Work required => Copy, from the entries below, each line where the word "JSON" can be found.

Dataset excerpts
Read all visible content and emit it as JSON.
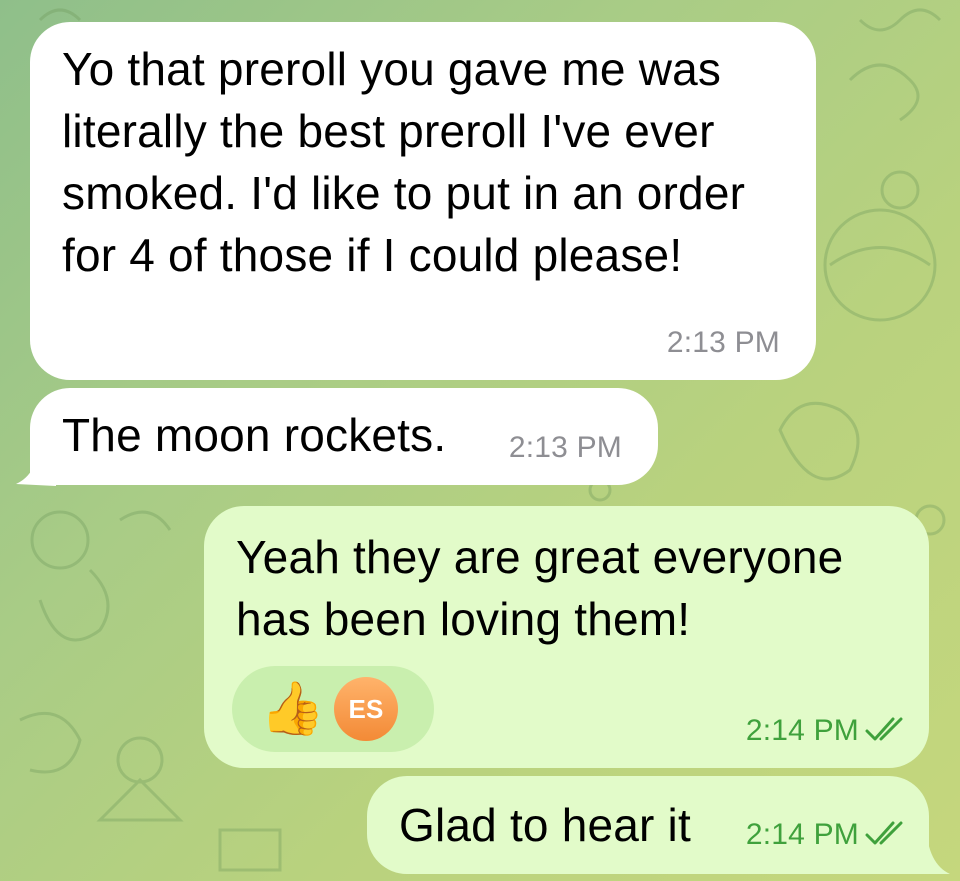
{
  "messages": [
    {
      "direction": "incoming",
      "text": "Yo that preroll you gave me was literally the best preroll I've ever smoked. I'd like to put in an order for 4 of those if I could please!",
      "time": "2:13 PM"
    },
    {
      "direction": "incoming",
      "text": "The moon rockets.",
      "time": "2:13 PM"
    },
    {
      "direction": "outgoing",
      "text": "Yeah they are great everyone has been loving them!",
      "time": "2:14 PM",
      "status": "read",
      "reaction": {
        "emoji": "👍",
        "avatar_initials": "ES"
      }
    },
    {
      "direction": "outgoing",
      "text": "Glad to hear it",
      "time": "2:14 PM",
      "status": "read"
    }
  ],
  "colors": {
    "incoming_bubble": "#ffffff",
    "outgoing_bubble": "#e2fbc9",
    "outgoing_time": "#3fa13c",
    "incoming_time": "#8e8e93",
    "avatar": "#f38a36"
  }
}
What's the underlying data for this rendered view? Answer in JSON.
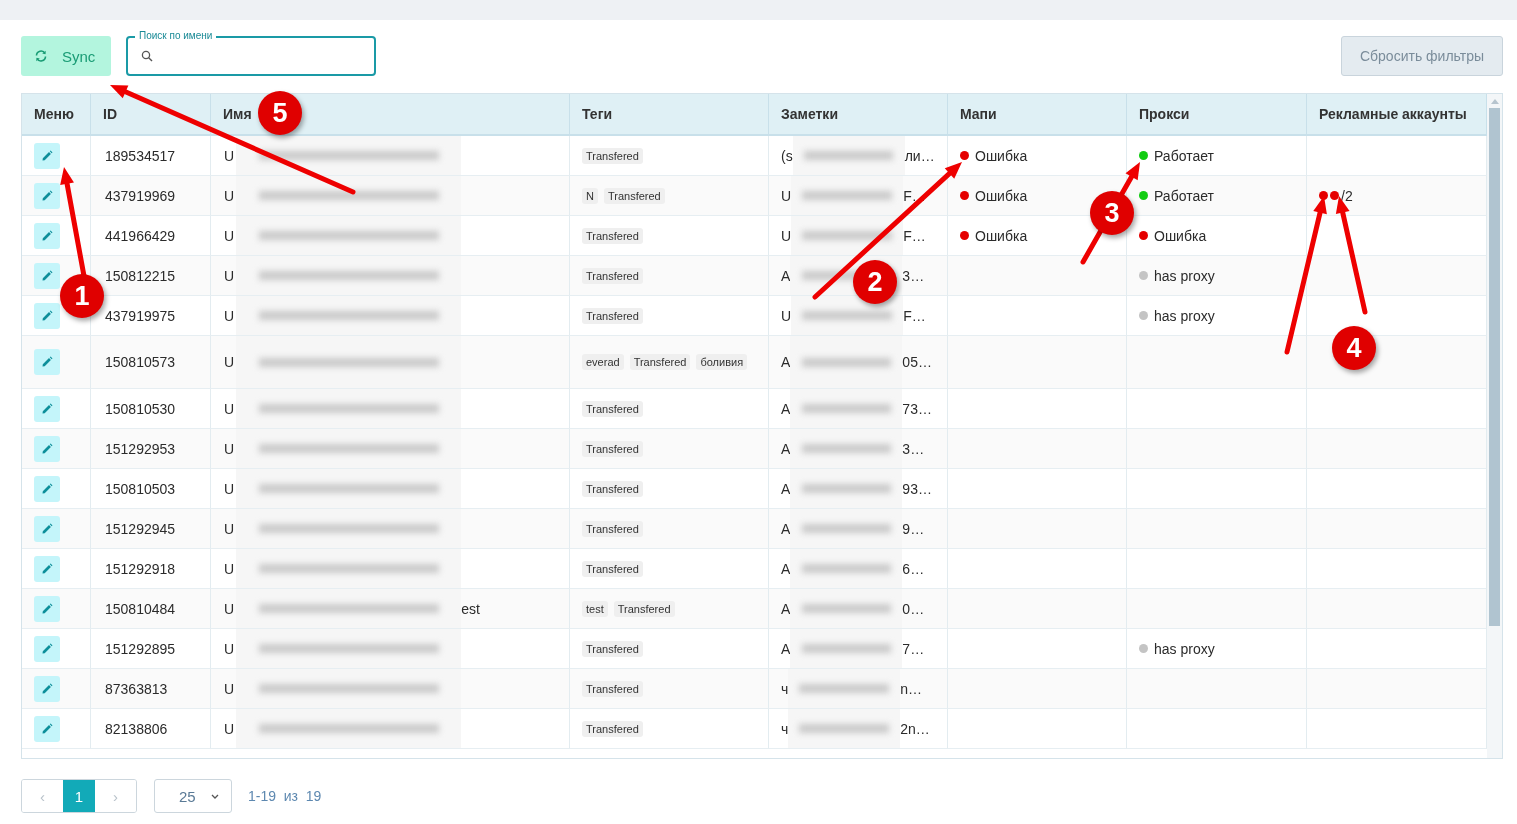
{
  "toolbar": {
    "sync_button": "Sync",
    "search_label": "Поиск по имени",
    "reset_button": "Сбросить фильтры"
  },
  "table": {
    "columns": [
      "Меню",
      "ID",
      "Имя",
      "Теги",
      "Заметки",
      "Мапи",
      "Прокси",
      "Рекламные аккаунты"
    ],
    "rows": [
      {
        "id": "189534517",
        "name_start": "U",
        "tags": [
          "Transfered"
        ],
        "notes_start": "(s",
        "notes_end": "ли…",
        "mapi": {
          "text": "Ошибка",
          "color": "#e50000"
        },
        "proxy": {
          "text": "Работает",
          "color": "#11cc11"
        }
      },
      {
        "id": "437919969",
        "name_start": "U",
        "tags": [
          "N",
          "Transfered"
        ],
        "notes_start": "U",
        "notes_end": "F…",
        "mapi": {
          "text": "Ошибка",
          "color": "#e50000"
        },
        "proxy": {
          "text": "Работает",
          "color": "#11cc11"
        },
        "ads": {
          "dots": [
            {
              "color": "#e50000"
            },
            {
              "color": "#e50000"
            }
          ],
          "text": "/2"
        }
      },
      {
        "id": "441966429",
        "name_start": "U",
        "tags": [
          "Transfered"
        ],
        "notes_start": "U",
        "notes_end": "F…",
        "mapi": {
          "text": "Ошибка",
          "color": "#e50000"
        },
        "proxy": {
          "text": "Ошибка",
          "color": "#e50000"
        }
      },
      {
        "id": "150812215",
        "name_start": "U",
        "tags": [
          "Transfered"
        ],
        "notes_start": "A",
        "notes_end": "3…",
        "proxy": {
          "text": "has proxy",
          "color": "#c4c4c4"
        }
      },
      {
        "id": "437919975",
        "name_start": "U",
        "tags": [
          "Transfered"
        ],
        "notes_start": "U",
        "notes_end": "F…",
        "proxy": {
          "text": "has proxy",
          "color": "#c4c4c4"
        }
      },
      {
        "id": "150810573",
        "name_start": "U",
        "tags": [
          "everad",
          "Transfered",
          "боливия"
        ],
        "notes_start": "A",
        "notes_end": "05…"
      },
      {
        "id": "150810530",
        "name_start": "U",
        "tags": [
          "Transfered"
        ],
        "notes_start": "A",
        "notes_end": "73…"
      },
      {
        "id": "151292953",
        "name_start": "U",
        "tags": [
          "Transfered"
        ],
        "notes_start": "A",
        "notes_end": "3…"
      },
      {
        "id": "150810503",
        "name_start": "U",
        "tags": [
          "Transfered"
        ],
        "notes_start": "A",
        "notes_end": "93…"
      },
      {
        "id": "151292945",
        "name_start": "U",
        "tags": [
          "Transfered"
        ],
        "notes_start": "A",
        "notes_end": "9…"
      },
      {
        "id": "151292918",
        "name_start": "U",
        "tags": [
          "Transfered"
        ],
        "notes_start": "A",
        "notes_end": "6…"
      },
      {
        "id": "150810484",
        "name_start": "U",
        "name_end": "est",
        "tags": [
          "test",
          "Transfered"
        ],
        "notes_start": "A",
        "notes_end": "0…"
      },
      {
        "id": "151292895",
        "name_start": "U",
        "tags": [
          "Transfered"
        ],
        "notes_start": "A",
        "notes_end": "7…",
        "proxy": {
          "text": "has proxy",
          "color": "#c4c4c4"
        }
      },
      {
        "id": "87363813",
        "name_start": "U",
        "tags": [
          "Transfered"
        ],
        "notes_start": "ч",
        "notes_end": "n…"
      },
      {
        "id": "82138806",
        "name_start": "U",
        "tags": [
          "Transfered"
        ],
        "notes_start": "ч",
        "notes_end": "2n…"
      }
    ]
  },
  "pagination": {
    "prev": "‹",
    "pages": [
      {
        "label": "1",
        "selected": true
      }
    ],
    "next": "›",
    "page_size": "25",
    "summary": "1-19  из  19"
  },
  "annotations": [
    {
      "label": "1"
    },
    {
      "label": "2"
    },
    {
      "label": "3"
    },
    {
      "label": "4"
    },
    {
      "label": "5"
    }
  ]
}
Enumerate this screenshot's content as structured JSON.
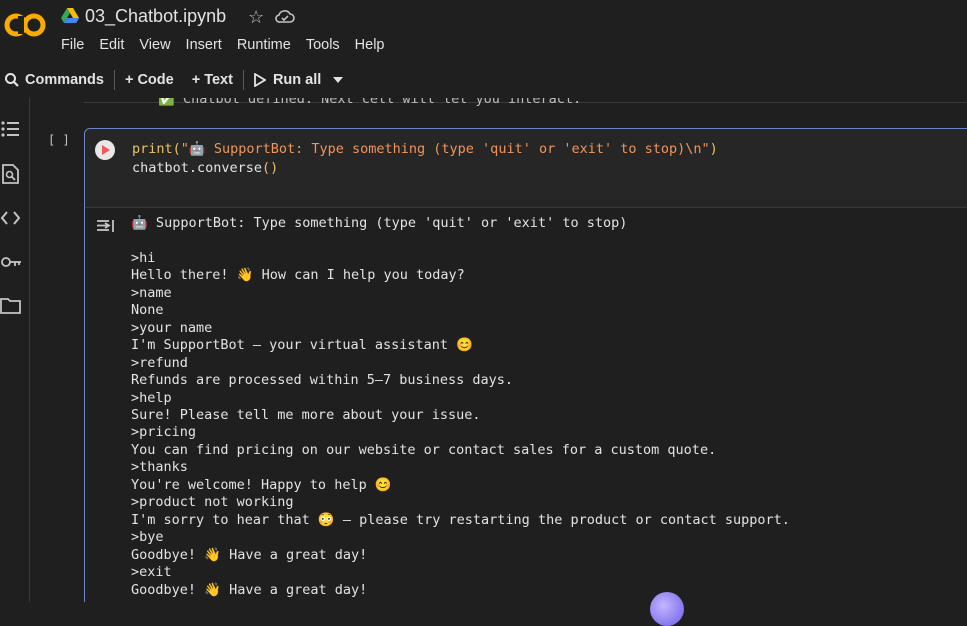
{
  "header": {
    "title": "03_Chatbot.ipynb",
    "logo_text": "CO",
    "menu": [
      "File",
      "Edit",
      "View",
      "Insert",
      "Runtime",
      "Tools",
      "Help"
    ]
  },
  "toolbar": {
    "commands_label": "Commands",
    "code_label": "+ Code",
    "text_label": "+ Text",
    "run_all_label": "Run all"
  },
  "sidebar": {
    "icons": [
      "table-of-contents-icon",
      "find-replace-icon",
      "code-snippets-icon",
      "secrets-key-icon",
      "files-folder-icon"
    ]
  },
  "previous_output": "✅ Chatbot defined. Next cell will let you interact.",
  "cell": {
    "execution_count": "[ ]",
    "code": {
      "line1_fn": "print(",
      "line1_str": "\"🤖 SupportBot: Type something (type 'quit' or 'exit' to stop)\\n\"",
      "line1_close": ")",
      "line2_obj": "chatbot.converse",
      "line2_parens": "()"
    },
    "output_lines": [
      "🤖 SupportBot: Type something (type 'quit' or 'exit' to stop)",
      "",
      ">hi",
      "Hello there! 👋 How can I help you today?",
      ">name",
      "None",
      ">your name",
      "I'm SupportBot — your virtual assistant 😊",
      ">refund",
      "Refunds are processed within 5–7 business days.",
      ">help",
      "Sure! Please tell me more about your issue.",
      ">pricing",
      "You can find pricing on our website or contact sales for a custom quote.",
      ">thanks",
      "You're welcome! Happy to help 😊",
      ">product not working",
      "I'm sorry to hear that 😳 — please try restarting the product or contact support.",
      ">bye",
      "Goodbye! 👋 Have a great day!",
      ">exit",
      "Goodbye! 👋 Have a great day!"
    ]
  },
  "colors": {
    "accent_border": "#6d84c9",
    "logo_orange": "#f9ab00",
    "run_button_red": "#f25a5a"
  }
}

Response for this exercise =>
Read all visible content and emit it as JSON.
What's the underlying data for this rendered view? Answer in JSON.
Enumerate this screenshot's content as structured JSON.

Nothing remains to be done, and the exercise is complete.